• [The exercise] Return the whole listing, line for line, without the pictures in it.

BEGIN Material provided

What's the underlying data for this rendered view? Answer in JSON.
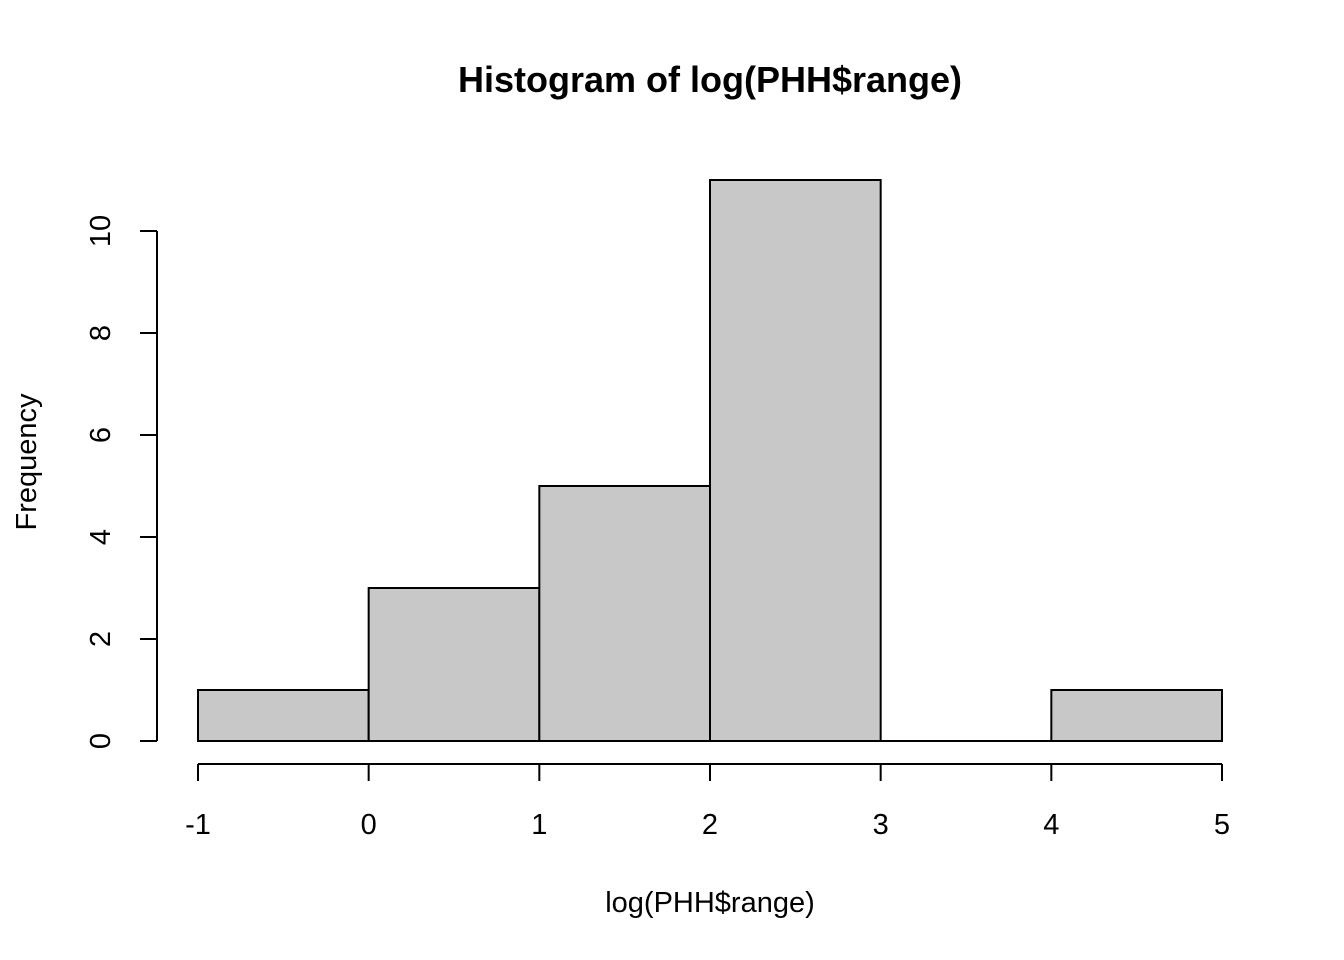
{
  "chart_data": {
    "type": "bar",
    "title": "Histogram of log(PHH$range)",
    "xlabel": "log(PHH$range)",
    "ylabel": "Frequency",
    "bins": [
      {
        "from": -1,
        "to": 0,
        "count": 1
      },
      {
        "from": 0,
        "to": 1,
        "count": 3
      },
      {
        "from": 1,
        "to": 2,
        "count": 5
      },
      {
        "from": 2,
        "to": 3,
        "count": 11
      },
      {
        "from": 3,
        "to": 4,
        "count": 0
      },
      {
        "from": 4,
        "to": 5,
        "count": 1
      }
    ],
    "x_ticks": [
      -1,
      0,
      1,
      2,
      3,
      4,
      5
    ],
    "y_ticks": [
      0,
      2,
      4,
      6,
      8,
      10
    ],
    "xlim": [
      -1,
      5
    ],
    "ylim": [
      0,
      11
    ],
    "grid": false,
    "bar_color": "#c8c8c8",
    "edge_color": "#000000"
  }
}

END Material provided

• [Correct result]
What's the underlying data for this rendered view? Answer in JSON.
{
  "chart_data": {
    "type": "bar",
    "title": "Histogram of log(PHH$range)",
    "xlabel": "log(PHH$range)",
    "ylabel": "Frequency",
    "bins": [
      {
        "from": -1,
        "to": 0,
        "count": 1
      },
      {
        "from": 0,
        "to": 1,
        "count": 3
      },
      {
        "from": 1,
        "to": 2,
        "count": 5
      },
      {
        "from": 2,
        "to": 3,
        "count": 11
      },
      {
        "from": 3,
        "to": 4,
        "count": 0
      },
      {
        "from": 4,
        "to": 5,
        "count": 1
      }
    ],
    "x_ticks": [
      -1,
      0,
      1,
      2,
      3,
      4,
      5
    ],
    "y_ticks": [
      0,
      2,
      4,
      6,
      8,
      10
    ],
    "xlim": [
      -1,
      5
    ],
    "ylim": [
      0,
      11
    ],
    "grid": false,
    "bar_color": "#c8c8c8",
    "edge_color": "#000000"
  }
}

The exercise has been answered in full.